WHAT THIS EXERCISE ASKS
• a. According to the passage on online feature lookups, how much time at p99 is left for the feature lookup?
• b. For each statement, say whether it agrees with the passage on online feature lookups, and quote the words that decide it: (i) The merchant times out at 220 ms. (ii) The online store shares its storage with the offline store. (iii) During Diwali week, the load doubles.

PASSAGE GIVEN
★ ★ ★ ★ ★

Online features: key-value lookups at p99
A Razorpay payment-gateway request hits the fraud model at 14:23:00.450 IST. The model needs 84 features for one card_id. The whole authorisation must finish in 200 ms — the merchant times out at 220 ms — and 90 ms of that is reserved for the network round-trip to RBI's switch. That leaves the model 30 ms for inference and 8 ms for the feature lookup. Eight milliseconds, p99, for 84 features keyed on one number, every transaction, 6,200 transactions a second, 24 hours a day, holding the line during Diwali week when the load triples. The offline store from the previous chapter — bucketed Iceberg, AS OF JOIN, 47-minute training scans — cannot answer this query. Not "would be slow", cannot. The shape is wrong, the storage is wrong, the access pattern is wrong. The online store is a different system entirely, sharing only the feature definition with the offline store. The rest of this chapter is what that system actually looks like.

★ ★ ★ ★ ★

PROVIDED DATA

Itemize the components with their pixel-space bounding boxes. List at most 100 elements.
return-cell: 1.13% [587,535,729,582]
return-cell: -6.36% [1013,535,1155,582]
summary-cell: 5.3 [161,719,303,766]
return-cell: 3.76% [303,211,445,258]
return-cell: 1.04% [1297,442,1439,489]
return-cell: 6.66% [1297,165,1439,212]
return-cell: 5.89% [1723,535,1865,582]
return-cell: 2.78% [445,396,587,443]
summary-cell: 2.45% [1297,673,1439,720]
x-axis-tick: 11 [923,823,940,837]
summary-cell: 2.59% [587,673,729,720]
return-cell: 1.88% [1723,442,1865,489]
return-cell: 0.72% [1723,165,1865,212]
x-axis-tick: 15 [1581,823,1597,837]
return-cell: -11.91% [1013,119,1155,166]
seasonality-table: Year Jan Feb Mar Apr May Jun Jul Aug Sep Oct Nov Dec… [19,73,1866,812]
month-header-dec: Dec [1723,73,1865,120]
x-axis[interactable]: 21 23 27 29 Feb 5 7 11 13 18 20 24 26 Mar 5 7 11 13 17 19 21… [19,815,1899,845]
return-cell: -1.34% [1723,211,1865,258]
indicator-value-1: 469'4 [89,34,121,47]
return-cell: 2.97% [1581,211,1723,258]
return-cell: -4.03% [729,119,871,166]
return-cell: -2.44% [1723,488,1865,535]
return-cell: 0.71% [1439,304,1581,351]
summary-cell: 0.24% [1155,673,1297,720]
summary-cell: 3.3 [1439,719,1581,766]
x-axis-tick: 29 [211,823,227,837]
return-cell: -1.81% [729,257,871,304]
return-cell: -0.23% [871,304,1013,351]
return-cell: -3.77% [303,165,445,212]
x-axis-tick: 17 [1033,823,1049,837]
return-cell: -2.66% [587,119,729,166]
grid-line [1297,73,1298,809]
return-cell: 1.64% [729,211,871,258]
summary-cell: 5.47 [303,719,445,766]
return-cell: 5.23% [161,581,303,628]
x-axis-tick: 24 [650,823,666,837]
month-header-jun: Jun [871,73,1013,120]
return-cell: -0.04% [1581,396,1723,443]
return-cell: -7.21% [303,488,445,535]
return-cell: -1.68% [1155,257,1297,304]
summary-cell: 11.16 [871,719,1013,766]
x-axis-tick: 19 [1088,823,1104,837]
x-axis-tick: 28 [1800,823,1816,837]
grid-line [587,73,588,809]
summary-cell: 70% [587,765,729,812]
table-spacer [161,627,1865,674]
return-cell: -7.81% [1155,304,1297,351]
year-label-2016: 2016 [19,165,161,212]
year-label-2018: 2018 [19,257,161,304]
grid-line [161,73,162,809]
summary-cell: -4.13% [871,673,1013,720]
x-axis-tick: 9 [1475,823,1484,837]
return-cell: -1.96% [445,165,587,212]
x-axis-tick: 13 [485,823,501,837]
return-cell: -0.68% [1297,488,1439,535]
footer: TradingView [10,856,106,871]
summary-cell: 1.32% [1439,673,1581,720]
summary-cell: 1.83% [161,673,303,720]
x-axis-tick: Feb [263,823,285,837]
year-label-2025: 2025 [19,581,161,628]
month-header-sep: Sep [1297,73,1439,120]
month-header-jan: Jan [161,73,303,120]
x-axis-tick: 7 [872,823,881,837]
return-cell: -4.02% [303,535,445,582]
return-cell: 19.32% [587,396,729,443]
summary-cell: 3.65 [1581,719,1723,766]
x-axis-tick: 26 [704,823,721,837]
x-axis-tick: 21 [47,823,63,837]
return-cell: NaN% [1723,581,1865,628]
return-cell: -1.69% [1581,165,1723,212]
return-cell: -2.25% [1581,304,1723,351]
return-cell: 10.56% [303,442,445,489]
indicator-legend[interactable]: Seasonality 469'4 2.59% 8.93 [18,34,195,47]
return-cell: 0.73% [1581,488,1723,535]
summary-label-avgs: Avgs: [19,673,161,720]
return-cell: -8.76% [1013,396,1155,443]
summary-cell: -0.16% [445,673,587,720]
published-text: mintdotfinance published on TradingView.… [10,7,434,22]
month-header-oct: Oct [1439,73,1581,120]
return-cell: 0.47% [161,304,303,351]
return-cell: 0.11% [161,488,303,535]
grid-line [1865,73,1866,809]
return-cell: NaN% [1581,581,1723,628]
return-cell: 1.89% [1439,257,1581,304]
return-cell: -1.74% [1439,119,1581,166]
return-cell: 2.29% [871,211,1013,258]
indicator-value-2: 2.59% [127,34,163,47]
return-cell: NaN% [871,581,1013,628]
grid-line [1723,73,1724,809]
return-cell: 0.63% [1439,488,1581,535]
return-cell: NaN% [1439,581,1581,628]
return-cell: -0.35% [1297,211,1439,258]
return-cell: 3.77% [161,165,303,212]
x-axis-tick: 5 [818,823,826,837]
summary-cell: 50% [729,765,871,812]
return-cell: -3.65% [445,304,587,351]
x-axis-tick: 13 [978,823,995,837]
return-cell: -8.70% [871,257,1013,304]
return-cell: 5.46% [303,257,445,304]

★ ★ ★ ★ ★

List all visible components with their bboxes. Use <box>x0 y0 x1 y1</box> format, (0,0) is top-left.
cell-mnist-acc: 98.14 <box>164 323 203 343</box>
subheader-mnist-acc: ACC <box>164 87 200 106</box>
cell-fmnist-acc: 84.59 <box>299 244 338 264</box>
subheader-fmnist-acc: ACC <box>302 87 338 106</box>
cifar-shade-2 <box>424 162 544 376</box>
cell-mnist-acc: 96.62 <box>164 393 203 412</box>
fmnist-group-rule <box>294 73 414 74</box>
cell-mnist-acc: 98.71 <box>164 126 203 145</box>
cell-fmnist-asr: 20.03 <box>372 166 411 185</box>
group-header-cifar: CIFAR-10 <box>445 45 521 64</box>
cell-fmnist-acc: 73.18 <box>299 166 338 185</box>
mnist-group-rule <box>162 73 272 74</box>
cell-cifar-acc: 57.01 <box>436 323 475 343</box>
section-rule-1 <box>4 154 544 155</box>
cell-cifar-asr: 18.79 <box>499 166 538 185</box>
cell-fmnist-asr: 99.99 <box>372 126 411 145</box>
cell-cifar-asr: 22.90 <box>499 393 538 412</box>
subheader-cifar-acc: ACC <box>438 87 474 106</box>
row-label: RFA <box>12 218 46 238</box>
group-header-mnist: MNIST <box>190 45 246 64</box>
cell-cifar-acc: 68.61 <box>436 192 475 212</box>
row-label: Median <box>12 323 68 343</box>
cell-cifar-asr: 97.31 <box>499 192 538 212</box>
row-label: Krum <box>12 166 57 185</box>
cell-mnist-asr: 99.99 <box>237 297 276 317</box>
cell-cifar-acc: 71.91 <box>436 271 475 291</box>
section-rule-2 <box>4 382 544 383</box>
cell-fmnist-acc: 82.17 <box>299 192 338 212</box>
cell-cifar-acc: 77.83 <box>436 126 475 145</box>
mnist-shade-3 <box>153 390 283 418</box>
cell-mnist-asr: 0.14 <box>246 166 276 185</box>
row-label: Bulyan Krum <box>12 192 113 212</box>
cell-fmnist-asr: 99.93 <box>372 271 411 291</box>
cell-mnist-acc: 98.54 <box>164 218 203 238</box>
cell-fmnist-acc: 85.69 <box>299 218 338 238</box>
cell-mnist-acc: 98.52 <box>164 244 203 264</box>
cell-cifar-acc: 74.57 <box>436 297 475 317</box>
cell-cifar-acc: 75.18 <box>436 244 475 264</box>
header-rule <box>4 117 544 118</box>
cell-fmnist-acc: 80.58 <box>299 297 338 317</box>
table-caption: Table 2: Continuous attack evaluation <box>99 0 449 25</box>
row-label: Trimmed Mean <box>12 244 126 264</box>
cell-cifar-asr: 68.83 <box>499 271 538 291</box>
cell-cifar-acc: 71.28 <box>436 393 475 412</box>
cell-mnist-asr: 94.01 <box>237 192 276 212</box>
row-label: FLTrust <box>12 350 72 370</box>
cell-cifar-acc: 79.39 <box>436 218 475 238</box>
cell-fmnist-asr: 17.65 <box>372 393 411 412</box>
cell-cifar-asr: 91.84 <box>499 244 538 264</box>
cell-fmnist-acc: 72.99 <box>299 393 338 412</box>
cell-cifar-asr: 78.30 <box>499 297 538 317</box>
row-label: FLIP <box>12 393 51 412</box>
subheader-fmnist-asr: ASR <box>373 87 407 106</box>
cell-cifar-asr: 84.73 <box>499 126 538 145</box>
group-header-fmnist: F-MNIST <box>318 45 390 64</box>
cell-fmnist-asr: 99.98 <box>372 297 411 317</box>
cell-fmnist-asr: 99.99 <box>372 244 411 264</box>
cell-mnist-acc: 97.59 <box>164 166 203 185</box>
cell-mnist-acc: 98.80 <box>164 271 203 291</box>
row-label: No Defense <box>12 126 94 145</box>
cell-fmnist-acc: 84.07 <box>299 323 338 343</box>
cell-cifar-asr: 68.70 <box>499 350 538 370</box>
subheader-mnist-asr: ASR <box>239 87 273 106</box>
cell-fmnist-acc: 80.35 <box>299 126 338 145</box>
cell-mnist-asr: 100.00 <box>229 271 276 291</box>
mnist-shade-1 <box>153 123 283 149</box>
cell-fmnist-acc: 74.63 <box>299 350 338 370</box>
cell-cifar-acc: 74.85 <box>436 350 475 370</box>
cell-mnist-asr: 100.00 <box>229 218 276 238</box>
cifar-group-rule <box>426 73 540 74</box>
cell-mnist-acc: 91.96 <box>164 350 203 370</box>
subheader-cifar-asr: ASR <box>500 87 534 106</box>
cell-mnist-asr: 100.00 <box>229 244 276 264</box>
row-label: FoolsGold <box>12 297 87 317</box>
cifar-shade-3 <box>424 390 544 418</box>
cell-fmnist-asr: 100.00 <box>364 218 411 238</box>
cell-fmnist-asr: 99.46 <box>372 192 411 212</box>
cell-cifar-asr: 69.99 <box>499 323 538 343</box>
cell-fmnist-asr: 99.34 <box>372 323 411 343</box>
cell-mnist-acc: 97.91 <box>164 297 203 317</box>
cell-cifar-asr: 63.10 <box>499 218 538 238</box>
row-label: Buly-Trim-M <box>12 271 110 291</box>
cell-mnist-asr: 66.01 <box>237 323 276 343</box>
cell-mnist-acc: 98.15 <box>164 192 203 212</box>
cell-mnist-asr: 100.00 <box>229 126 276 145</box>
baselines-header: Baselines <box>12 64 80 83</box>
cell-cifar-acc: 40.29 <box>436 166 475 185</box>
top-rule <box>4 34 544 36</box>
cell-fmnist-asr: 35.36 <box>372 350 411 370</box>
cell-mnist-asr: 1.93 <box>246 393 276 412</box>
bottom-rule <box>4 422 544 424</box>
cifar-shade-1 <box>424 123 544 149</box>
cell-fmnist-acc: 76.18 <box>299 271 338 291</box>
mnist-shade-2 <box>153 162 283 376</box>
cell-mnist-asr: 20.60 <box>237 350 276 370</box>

★ ★ ★ ★ ★

OUTPUTS IN ORDER
• a. Eight milliseconds.

• b.
(i) Yes: "the merchant times out at 220 ms"
(ii) No: "sharing only the feature definition with the offline store"
(iii) No: "during Diwali week when the load triples"